Reproduce every line in the listing that contains the word "JSON".

**** Extracted material ****

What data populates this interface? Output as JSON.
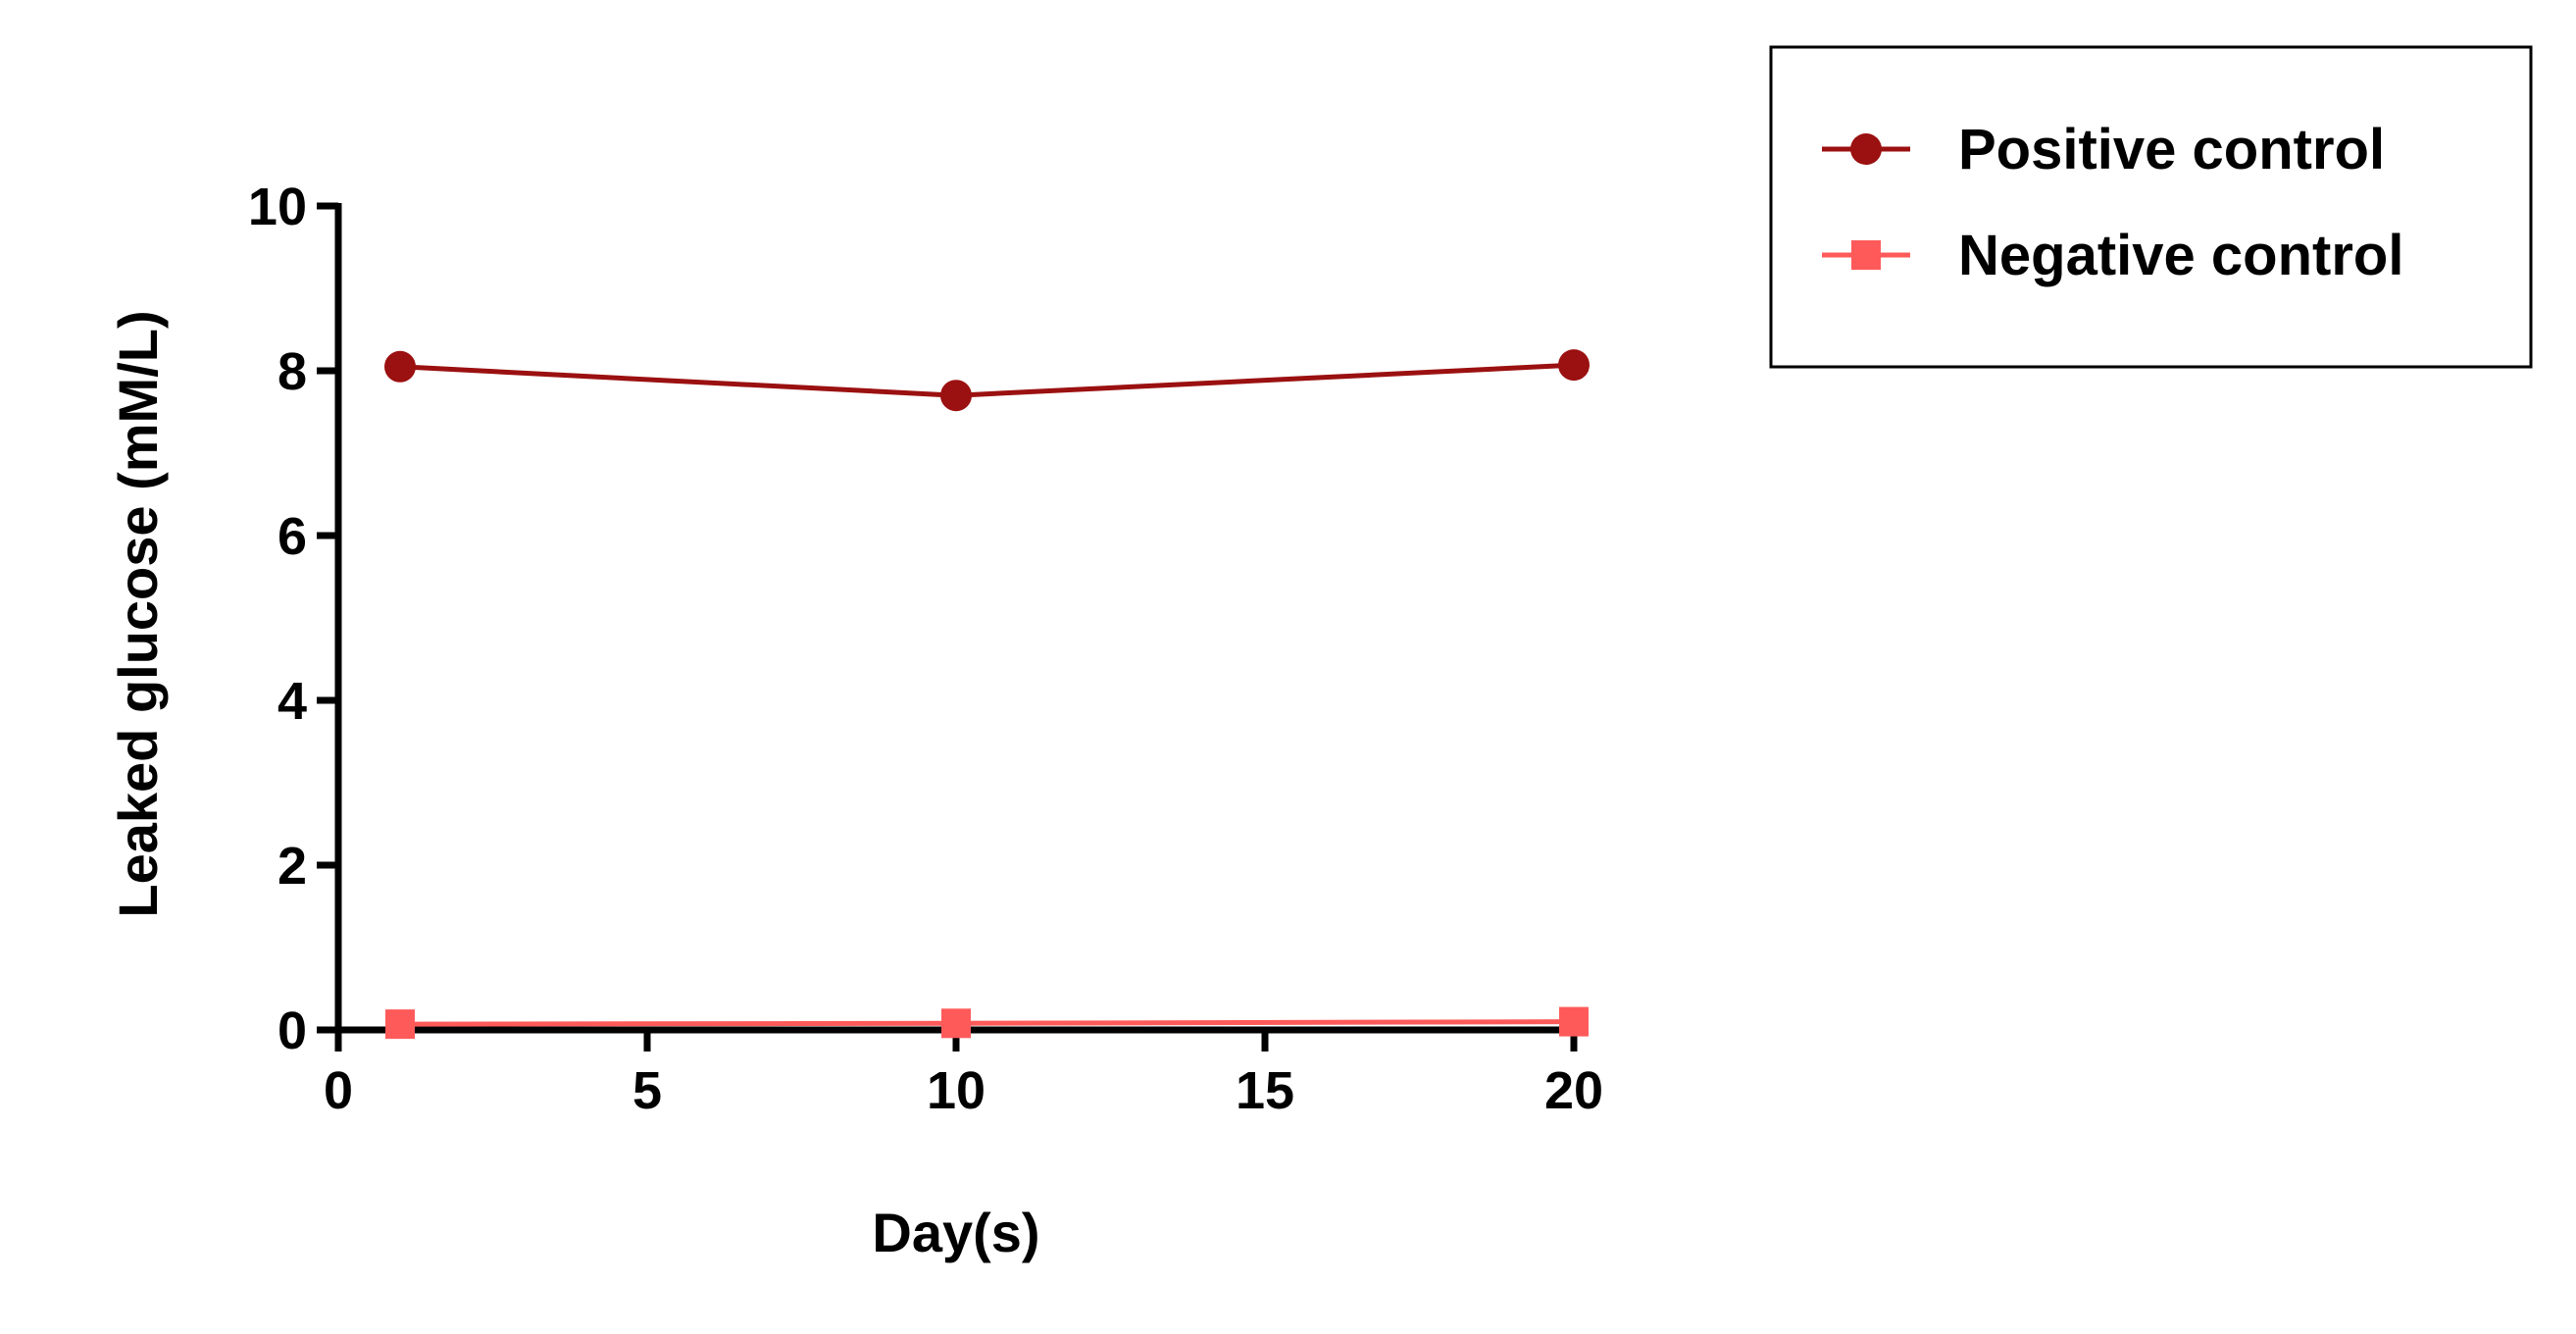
{
  "chart_data": {
    "type": "line",
    "xlabel": "Day(s)",
    "ylabel": "Leaked glucose (mM/L)",
    "xlim": [
      0,
      20
    ],
    "ylim": [
      0,
      10
    ],
    "x_ticks": [
      0,
      5,
      10,
      15,
      20
    ],
    "y_ticks": [
      0,
      2,
      4,
      6,
      8,
      10
    ],
    "grid": false,
    "legend_position": "top-right",
    "series": [
      {
        "name": "Positive control",
        "marker": "circle",
        "color": "#9b1010",
        "x": [
          1,
          10,
          20
        ],
        "y": [
          8.05,
          7.7,
          8.07
        ]
      },
      {
        "name": "Negative control",
        "marker": "square",
        "color": "#ff5a5a",
        "x": [
          1,
          10,
          20
        ],
        "y": [
          0.07,
          0.08,
          0.1
        ]
      }
    ]
  }
}
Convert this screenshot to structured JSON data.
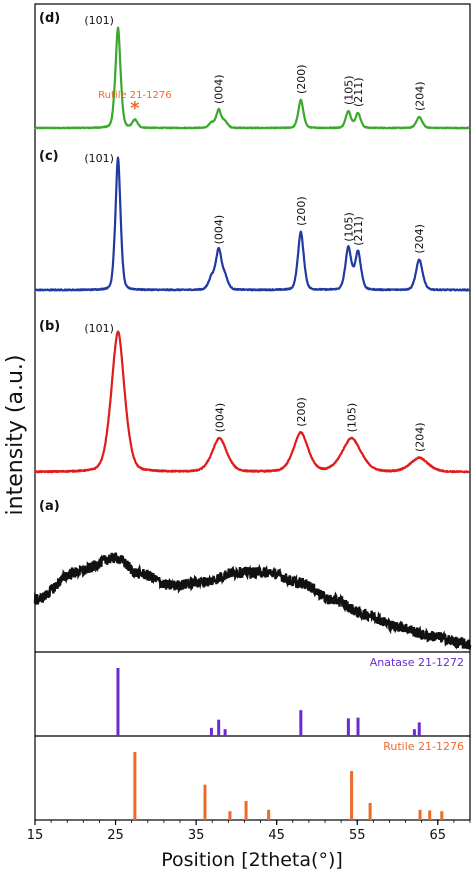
{
  "chart_data": {
    "type": "line",
    "xlabel": "Position [2theta(°)]",
    "ylabel": "intensity (a.u.)",
    "xlim": [
      15,
      69
    ],
    "x_ticks": [
      15,
      25,
      35,
      45,
      55,
      65
    ],
    "x_tick_labels": [
      "15",
      "25",
      "35",
      "45",
      "55",
      "65"
    ],
    "series": [
      {
        "panel_label": "(d)",
        "color": "#3aa82a",
        "peaks": [
          {
            "pos": 25.3,
            "height": 100,
            "width": 0.35,
            "hkl": "(101)"
          },
          {
            "pos": 27.4,
            "height": 8,
            "width": 0.35,
            "hkl": ""
          },
          {
            "pos": 36.9,
            "height": 5,
            "width": 0.35,
            "hkl": ""
          },
          {
            "pos": 37.8,
            "height": 18,
            "width": 0.35,
            "hkl": "(004)"
          },
          {
            "pos": 38.6,
            "height": 6,
            "width": 0.35,
            "hkl": ""
          },
          {
            "pos": 48.0,
            "height": 28,
            "width": 0.35,
            "hkl": "(200)"
          },
          {
            "pos": 53.9,
            "height": 17,
            "width": 0.35,
            "hkl": "(105)"
          },
          {
            "pos": 55.1,
            "height": 15,
            "width": 0.35,
            "hkl": "(211)"
          },
          {
            "pos": 62.7,
            "height": 11,
            "width": 0.4,
            "hkl": "(204)"
          }
        ],
        "annotation": {
          "text": "Rutile 21-1276",
          "marker": "*",
          "pos": 27.4
        }
      },
      {
        "panel_label": "(c)",
        "color": "#1f3aa0",
        "peaks": [
          {
            "pos": 25.3,
            "height": 100,
            "width": 0.35,
            "hkl": "(101)"
          },
          {
            "pos": 36.9,
            "height": 9,
            "width": 0.4,
            "hkl": ""
          },
          {
            "pos": 37.8,
            "height": 30,
            "width": 0.4,
            "hkl": "(004)"
          },
          {
            "pos": 38.6,
            "height": 9,
            "width": 0.4,
            "hkl": ""
          },
          {
            "pos": 48.0,
            "height": 44,
            "width": 0.4,
            "hkl": "(200)"
          },
          {
            "pos": 53.9,
            "height": 32,
            "width": 0.4,
            "hkl": "(105)"
          },
          {
            "pos": 55.1,
            "height": 29,
            "width": 0.4,
            "hkl": "(211)"
          },
          {
            "pos": 62.7,
            "height": 23,
            "width": 0.45,
            "hkl": "(204)"
          }
        ]
      },
      {
        "panel_label": "(b)",
        "color": "#e01b1b",
        "peaks": [
          {
            "pos": 25.3,
            "height": 100,
            "width": 0.9,
            "hkl": "(101)"
          },
          {
            "pos": 37.9,
            "height": 24,
            "width": 1.0,
            "hkl": "(004)"
          },
          {
            "pos": 48.0,
            "height": 28,
            "width": 1.0,
            "hkl": "(200)"
          },
          {
            "pos": 54.3,
            "height": 24,
            "width": 1.3,
            "hkl": "(105)"
          },
          {
            "pos": 62.7,
            "height": 10,
            "width": 1.2,
            "hkl": "(204)"
          }
        ]
      },
      {
        "panel_label": "(a)",
        "color": "#111111",
        "profile": [
          [
            15,
            40
          ],
          [
            20,
            63
          ],
          [
            25,
            75
          ],
          [
            28,
            62
          ],
          [
            32,
            52
          ],
          [
            36,
            55
          ],
          [
            40,
            63
          ],
          [
            44,
            63
          ],
          [
            48,
            54
          ],
          [
            52,
            40
          ],
          [
            56,
            28
          ],
          [
            60,
            18
          ],
          [
            64,
            10
          ],
          [
            69,
            3
          ]
        ]
      }
    ],
    "reference_patterns": [
      {
        "name": "Anatase 21-1272",
        "color": "#6a2ccf",
        "lines": [
          [
            25.3,
            100
          ],
          [
            36.9,
            12
          ],
          [
            37.8,
            24
          ],
          [
            38.6,
            10
          ],
          [
            48.0,
            38
          ],
          [
            53.9,
            26
          ],
          [
            55.1,
            27
          ],
          [
            62.1,
            10
          ],
          [
            62.7,
            20
          ]
        ]
      },
      {
        "name": "Rutile 21-1276",
        "color": "#ee6a2a",
        "lines": [
          [
            27.4,
            100
          ],
          [
            36.1,
            52
          ],
          [
            39.2,
            13
          ],
          [
            41.2,
            28
          ],
          [
            44.0,
            15
          ],
          [
            54.3,
            72
          ],
          [
            56.6,
            25
          ],
          [
            62.8,
            15
          ],
          [
            64.0,
            14
          ],
          [
            65.5,
            13
          ]
        ]
      }
    ]
  }
}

****

Result of this task:
What data populates this interface? Output as JSON.
Convert this screenshot to structured JSON data.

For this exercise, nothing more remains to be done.